YOUR TASK
Reproduce the records. Keep every word exact and include no images.

[Begin PROVIDED RECORDS]

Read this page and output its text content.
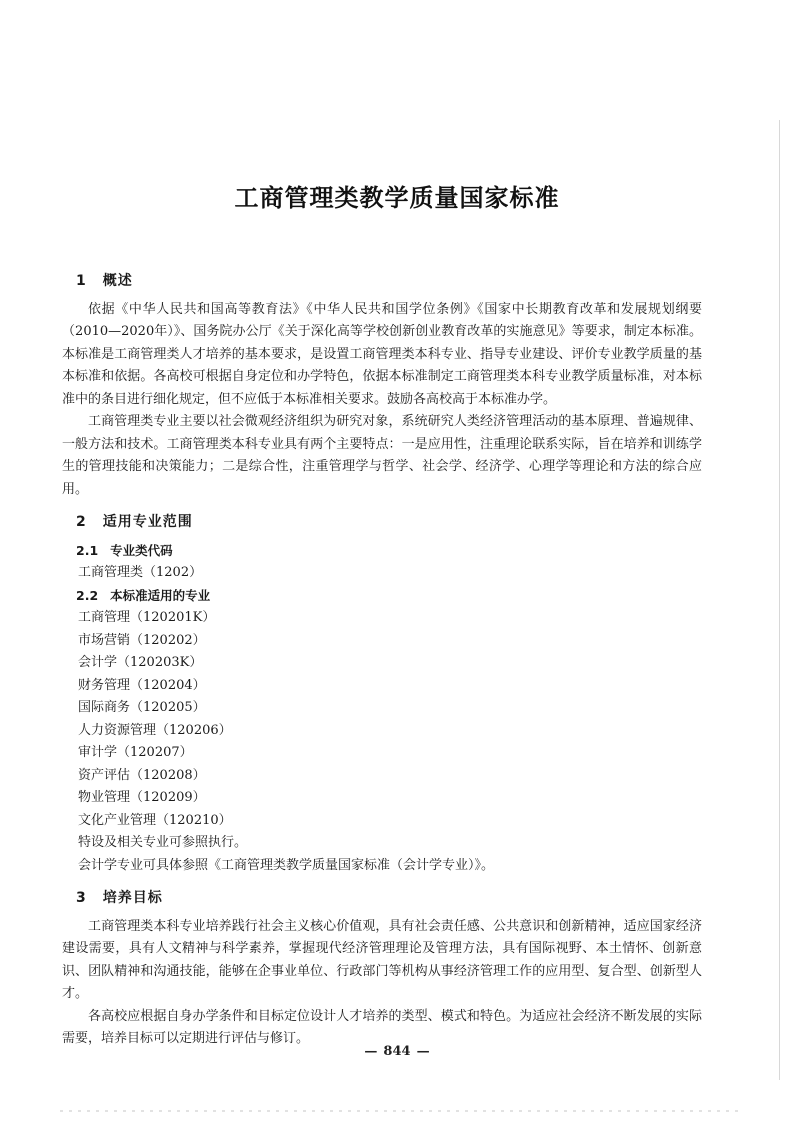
工商管理类教学质量国家标准
1 概述

依据《中华人民共和国高等教育法》《中华人民共和国学位条例》《国家中长期教育改革和发展规划纲要（2010—2020年）》、国务院办公厅《关于深化高等学校创新创业教育改革的实施意见》等要求，制定本标准。本标准是工商管理类人才培养的基本要求，是设置工商管理类本科专业、指导专业建设、评价专业教学质量的基本标准和依据。各高校可根据自身定位和办学特色，依据本标准制定工商管理类本科专业教学质量标准，对本标准中的条目进行细化规定，但不应低于本标准相关要求。鼓励各高校高于本标准办学。

工商管理类专业主要以社会微观经济组织为研究对象，系统研究人类经济管理活动的基本原理、普遍规律、一般方法和技术。工商管理类本科专业具有两个主要特点：一是应用性，注重理论联系实际，旨在培养和训练学生的管理技能和决策能力；二是综合性，注重管理学与哲学、社会学、经济学、心理学等理论和方法的综合应用。

2 适用专业范围
2.1 专业类代码
工商管理类（1202）
2.2 本标准适用的专业
工商管理（120201K）
市场营销（120202）
会计学（120203K）
财务管理（120204）
国际商务（120205）
人力资源管理（120206）
审计学（120207）
资产评估（120208）
物业管理（120209）
文化产业管理（120210）
特设及相关专业可参照执行。
会计学专业可具体参照《工商管理类教学质量国家标准（会计学专业）》。
3 培养目标

工商管理类本科专业培养践行社会主义核心价值观，具有社会责任感、公共意识和创新精神，适应国家经济建设需要，具有人文精神与科学素养，掌握现代经济管理理论及管理方法，具有国际视野、本土情怀、创新意识、团队精神和沟通技能，能够在企事业单位、行政部门等机构从事经济管理工作的应用型、复合型、创新型人才。

各高校应根据自身办学条件和目标定位设计人才培养的类型、模式和特色。为适应社会经济不断发展的实际需要，培养目标可以定期进行评估与修订。

— 844 —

[End PROVIDED RECORDS]

OUTPUT FOR THIS EXERCISE
Read this page and output its text content.
工商管理类教学质量国家标准
1 概述

依据《中华人民共和国高等教育法》《中华人民共和国学位条例》《国家中长期教育改革和发展规划纲要（2010—2020年）》、国务院办公厅《关于深化高等学校创新创业教育改革的实施意见》等要求，制定本标准。本标准是工商管理类人才培养的基本要求，是设置工商管理类本科专业、指导专业建设、评价专业教学质量的基本标准和依据。各高校可根据自身定位和办学特色，依据本标准制定工商管理类本科专业教学质量标准，对本标准中的条目进行细化规定，但不应低于本标准相关要求。鼓励各高校高于本标准办学。

工商管理类专业主要以社会微观经济组织为研究对象，系统研究人类经济管理活动的基本原理、普遍规律、一般方法和技术。工商管理类本科专业具有两个主要特点：一是应用性，注重理论联系实际，旨在培养和训练学生的管理技能和决策能力；二是综合性，注重管理学与哲学、社会学、经济学、心理学等理论和方法的综合应用。

2 适用专业范围
2.1 专业类代码
工商管理类（1202）
2.2 本标准适用的专业
工商管理（120201K）
市场营销（120202）
会计学（120203K）
财务管理（120204）
国际商务（120205）
人力资源管理（120206）
审计学（120207）
资产评估（120208）
物业管理（120209）
文化产业管理（120210）
特设及相关专业可参照执行。
会计学专业可具体参照《工商管理类教学质量国家标准（会计学专业）》。
3 培养目标

工商管理类本科专业培养践行社会主义核心价值观，具有社会责任感、公共意识和创新精神，适应国家经济建设需要，具有人文精神与科学素养，掌握现代经济管理理论及管理方法，具有国际视野、本土情怀、创新意识、团队精神和沟通技能，能够在企事业单位、行政部门等机构从事经济管理工作的应用型、复合型、创新型人才。

各高校应根据自身办学条件和目标定位设计人才培养的类型、模式和特色。为适应社会经济不断发展的实际需要，培养目标可以定期进行评估与修订。

— 844 —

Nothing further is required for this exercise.